* Directive *
Return each line holding the string "screenshot".

* Material for this exercise *
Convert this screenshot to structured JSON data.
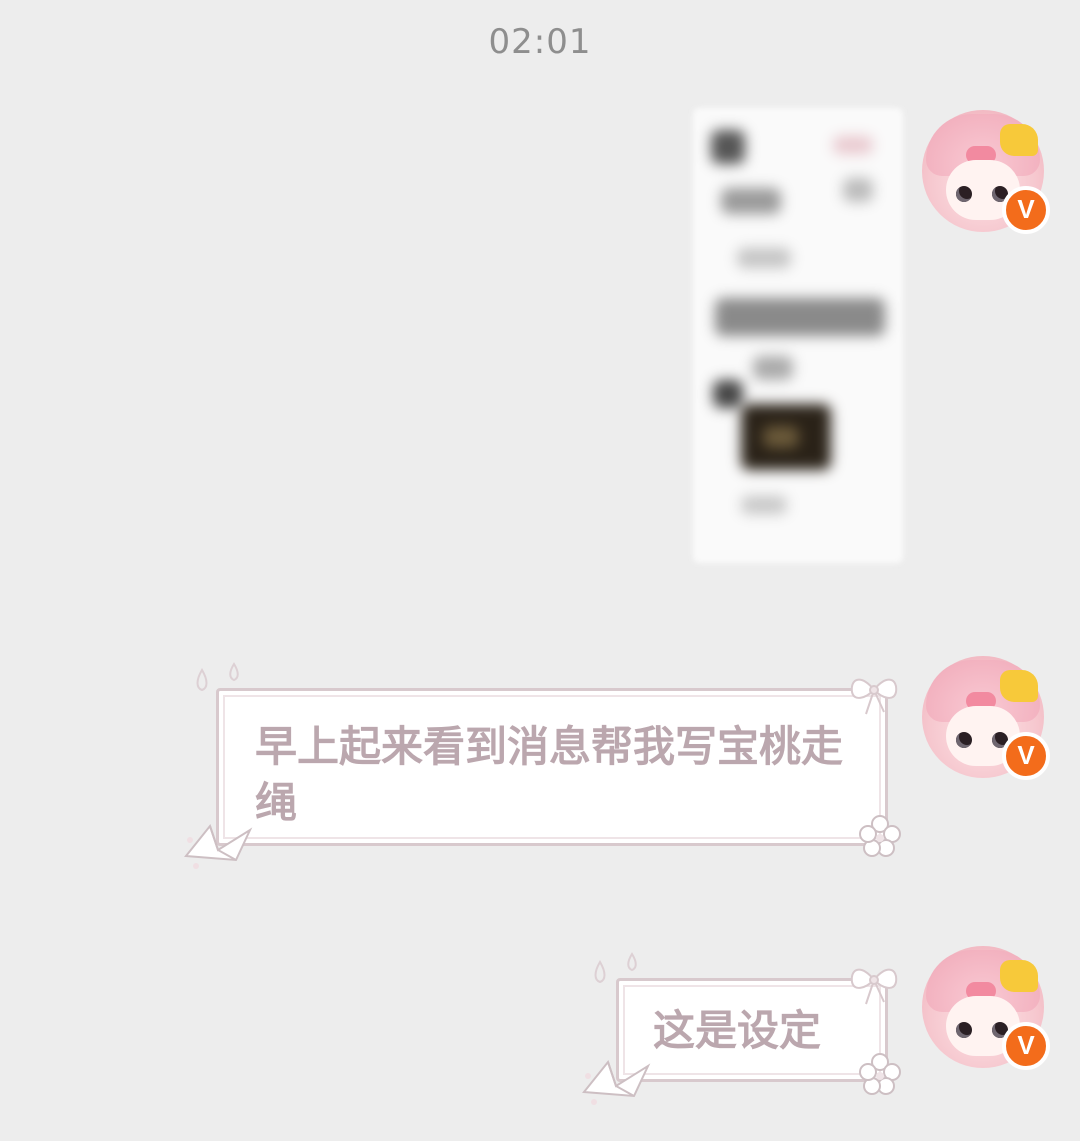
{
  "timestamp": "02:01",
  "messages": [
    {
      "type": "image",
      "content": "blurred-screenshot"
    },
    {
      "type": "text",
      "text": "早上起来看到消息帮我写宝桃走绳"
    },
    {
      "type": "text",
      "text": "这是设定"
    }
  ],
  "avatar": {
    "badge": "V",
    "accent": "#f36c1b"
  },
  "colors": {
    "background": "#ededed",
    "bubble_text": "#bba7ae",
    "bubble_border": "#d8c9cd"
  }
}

* Output for this exercise *
Convert this screenshot to structured JSON data.
      "content": "blurred-screenshot"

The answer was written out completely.